[Begin]
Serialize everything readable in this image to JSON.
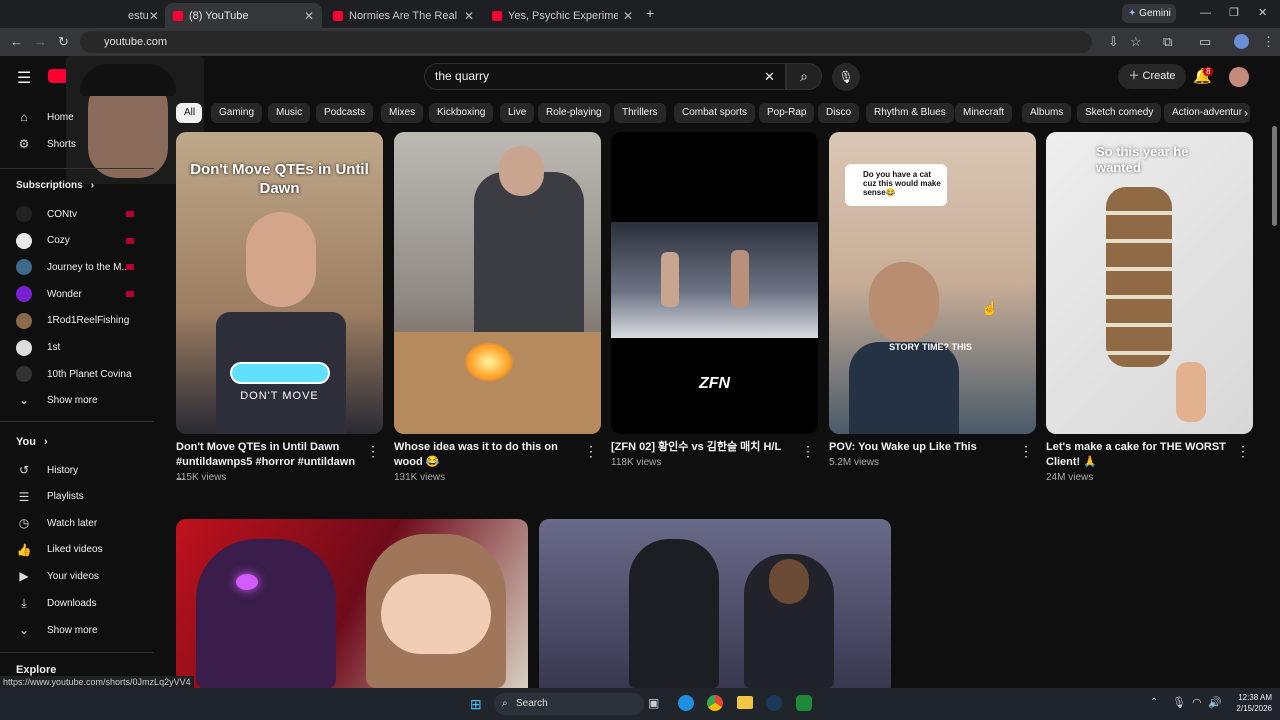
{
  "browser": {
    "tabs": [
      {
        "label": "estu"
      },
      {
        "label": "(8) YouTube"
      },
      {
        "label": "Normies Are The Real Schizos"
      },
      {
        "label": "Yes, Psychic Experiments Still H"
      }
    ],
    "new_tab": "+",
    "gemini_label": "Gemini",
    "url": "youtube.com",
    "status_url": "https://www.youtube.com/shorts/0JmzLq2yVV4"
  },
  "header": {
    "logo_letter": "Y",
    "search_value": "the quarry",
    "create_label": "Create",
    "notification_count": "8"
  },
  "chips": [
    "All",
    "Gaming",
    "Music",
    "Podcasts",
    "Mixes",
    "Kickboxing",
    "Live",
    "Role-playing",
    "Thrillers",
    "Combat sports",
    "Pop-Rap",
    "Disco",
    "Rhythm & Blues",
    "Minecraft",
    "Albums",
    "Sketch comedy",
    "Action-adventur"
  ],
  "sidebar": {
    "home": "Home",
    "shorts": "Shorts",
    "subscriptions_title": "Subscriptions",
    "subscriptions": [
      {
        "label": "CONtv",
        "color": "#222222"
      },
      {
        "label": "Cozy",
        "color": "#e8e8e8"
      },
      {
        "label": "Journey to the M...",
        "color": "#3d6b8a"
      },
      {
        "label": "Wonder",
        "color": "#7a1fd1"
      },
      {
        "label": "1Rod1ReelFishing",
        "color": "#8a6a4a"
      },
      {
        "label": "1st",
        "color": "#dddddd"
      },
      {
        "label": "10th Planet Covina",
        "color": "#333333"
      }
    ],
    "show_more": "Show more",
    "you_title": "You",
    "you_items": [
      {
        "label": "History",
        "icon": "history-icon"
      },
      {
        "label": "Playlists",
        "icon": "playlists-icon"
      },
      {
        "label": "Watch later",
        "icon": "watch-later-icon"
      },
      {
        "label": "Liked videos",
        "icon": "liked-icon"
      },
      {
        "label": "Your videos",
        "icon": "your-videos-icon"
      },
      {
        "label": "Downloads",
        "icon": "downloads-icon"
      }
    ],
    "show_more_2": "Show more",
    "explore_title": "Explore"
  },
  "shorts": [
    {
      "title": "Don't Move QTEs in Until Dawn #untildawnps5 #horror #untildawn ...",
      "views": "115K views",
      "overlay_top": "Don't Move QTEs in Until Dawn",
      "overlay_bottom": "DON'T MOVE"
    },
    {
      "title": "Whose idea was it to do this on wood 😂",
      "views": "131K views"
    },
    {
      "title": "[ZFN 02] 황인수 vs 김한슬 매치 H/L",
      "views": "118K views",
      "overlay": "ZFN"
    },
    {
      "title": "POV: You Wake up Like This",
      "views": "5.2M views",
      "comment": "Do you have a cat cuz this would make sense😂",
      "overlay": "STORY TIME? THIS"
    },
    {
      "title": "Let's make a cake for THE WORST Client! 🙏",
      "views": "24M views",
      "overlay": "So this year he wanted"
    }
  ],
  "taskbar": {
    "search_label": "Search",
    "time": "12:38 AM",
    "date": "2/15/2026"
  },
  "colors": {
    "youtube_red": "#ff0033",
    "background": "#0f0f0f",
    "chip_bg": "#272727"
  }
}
[End]
[Begin]
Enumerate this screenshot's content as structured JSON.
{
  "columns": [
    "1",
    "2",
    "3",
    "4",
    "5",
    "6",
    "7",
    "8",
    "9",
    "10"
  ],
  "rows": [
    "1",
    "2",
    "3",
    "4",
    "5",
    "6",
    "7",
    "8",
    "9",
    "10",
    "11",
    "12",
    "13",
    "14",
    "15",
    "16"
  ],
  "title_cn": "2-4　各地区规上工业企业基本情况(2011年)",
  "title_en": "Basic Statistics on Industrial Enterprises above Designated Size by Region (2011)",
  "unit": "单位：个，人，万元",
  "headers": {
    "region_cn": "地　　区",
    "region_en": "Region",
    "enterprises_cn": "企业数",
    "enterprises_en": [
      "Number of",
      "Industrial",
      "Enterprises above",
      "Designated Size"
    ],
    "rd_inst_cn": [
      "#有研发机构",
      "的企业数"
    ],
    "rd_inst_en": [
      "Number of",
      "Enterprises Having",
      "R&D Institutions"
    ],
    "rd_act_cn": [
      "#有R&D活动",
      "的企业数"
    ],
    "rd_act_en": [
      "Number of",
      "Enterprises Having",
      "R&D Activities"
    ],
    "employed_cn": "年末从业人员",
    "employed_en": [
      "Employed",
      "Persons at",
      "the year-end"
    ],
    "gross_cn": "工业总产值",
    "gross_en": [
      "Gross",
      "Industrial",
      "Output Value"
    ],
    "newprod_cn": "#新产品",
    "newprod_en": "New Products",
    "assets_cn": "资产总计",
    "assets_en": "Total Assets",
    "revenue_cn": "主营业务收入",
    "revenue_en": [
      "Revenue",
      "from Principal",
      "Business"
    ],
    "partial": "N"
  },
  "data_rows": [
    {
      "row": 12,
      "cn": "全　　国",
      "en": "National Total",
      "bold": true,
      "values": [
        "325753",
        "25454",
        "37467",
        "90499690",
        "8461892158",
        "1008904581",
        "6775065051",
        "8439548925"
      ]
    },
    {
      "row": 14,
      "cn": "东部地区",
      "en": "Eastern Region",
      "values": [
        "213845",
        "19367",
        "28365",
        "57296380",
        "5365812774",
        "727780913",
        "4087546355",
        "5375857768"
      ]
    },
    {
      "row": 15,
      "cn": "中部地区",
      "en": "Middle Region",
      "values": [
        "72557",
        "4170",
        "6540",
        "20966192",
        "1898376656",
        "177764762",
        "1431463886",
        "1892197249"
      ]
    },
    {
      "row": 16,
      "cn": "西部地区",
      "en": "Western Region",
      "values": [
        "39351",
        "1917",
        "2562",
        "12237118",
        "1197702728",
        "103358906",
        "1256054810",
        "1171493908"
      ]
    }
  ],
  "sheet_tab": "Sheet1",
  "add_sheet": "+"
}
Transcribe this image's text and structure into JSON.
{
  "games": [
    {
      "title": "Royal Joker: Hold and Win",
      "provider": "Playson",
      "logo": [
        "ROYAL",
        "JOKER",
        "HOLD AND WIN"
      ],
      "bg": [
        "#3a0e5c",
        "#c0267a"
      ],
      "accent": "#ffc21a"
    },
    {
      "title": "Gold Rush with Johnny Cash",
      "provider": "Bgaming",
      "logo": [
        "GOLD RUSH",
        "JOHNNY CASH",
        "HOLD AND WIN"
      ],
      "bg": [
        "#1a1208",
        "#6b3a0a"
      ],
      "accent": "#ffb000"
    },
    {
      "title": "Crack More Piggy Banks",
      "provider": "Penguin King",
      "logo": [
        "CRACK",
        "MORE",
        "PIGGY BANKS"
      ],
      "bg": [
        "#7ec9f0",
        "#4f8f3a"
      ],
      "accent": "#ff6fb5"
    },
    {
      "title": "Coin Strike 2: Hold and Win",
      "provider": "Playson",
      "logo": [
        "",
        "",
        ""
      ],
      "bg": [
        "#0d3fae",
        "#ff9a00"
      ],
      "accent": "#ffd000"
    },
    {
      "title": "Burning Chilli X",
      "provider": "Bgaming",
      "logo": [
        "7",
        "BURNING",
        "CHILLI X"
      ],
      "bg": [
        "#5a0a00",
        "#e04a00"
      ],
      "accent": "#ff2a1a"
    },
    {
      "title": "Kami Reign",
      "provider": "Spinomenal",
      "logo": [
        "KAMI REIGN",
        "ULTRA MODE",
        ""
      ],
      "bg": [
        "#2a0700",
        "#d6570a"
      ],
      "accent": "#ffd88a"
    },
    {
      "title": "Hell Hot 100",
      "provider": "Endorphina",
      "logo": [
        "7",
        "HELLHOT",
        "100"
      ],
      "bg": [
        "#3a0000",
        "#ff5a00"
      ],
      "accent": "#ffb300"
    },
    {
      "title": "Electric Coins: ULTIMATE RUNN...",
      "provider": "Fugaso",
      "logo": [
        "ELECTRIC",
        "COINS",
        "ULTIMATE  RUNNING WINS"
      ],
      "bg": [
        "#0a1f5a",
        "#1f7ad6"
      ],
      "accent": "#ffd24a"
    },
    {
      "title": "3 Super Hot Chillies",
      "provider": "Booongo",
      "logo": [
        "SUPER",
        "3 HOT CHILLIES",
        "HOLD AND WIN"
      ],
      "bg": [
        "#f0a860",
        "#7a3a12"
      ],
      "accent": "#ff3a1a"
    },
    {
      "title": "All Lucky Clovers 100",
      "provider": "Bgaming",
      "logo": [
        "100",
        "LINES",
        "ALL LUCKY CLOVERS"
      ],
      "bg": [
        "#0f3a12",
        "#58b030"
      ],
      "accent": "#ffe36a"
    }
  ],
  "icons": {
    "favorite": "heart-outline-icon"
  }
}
[End]
[What the task requires]
Look through the entries above and report each line where the string "Show" occurs.

[Output for this exercise]
    "show_more": "Show more",
    "show_more_2": "Show more",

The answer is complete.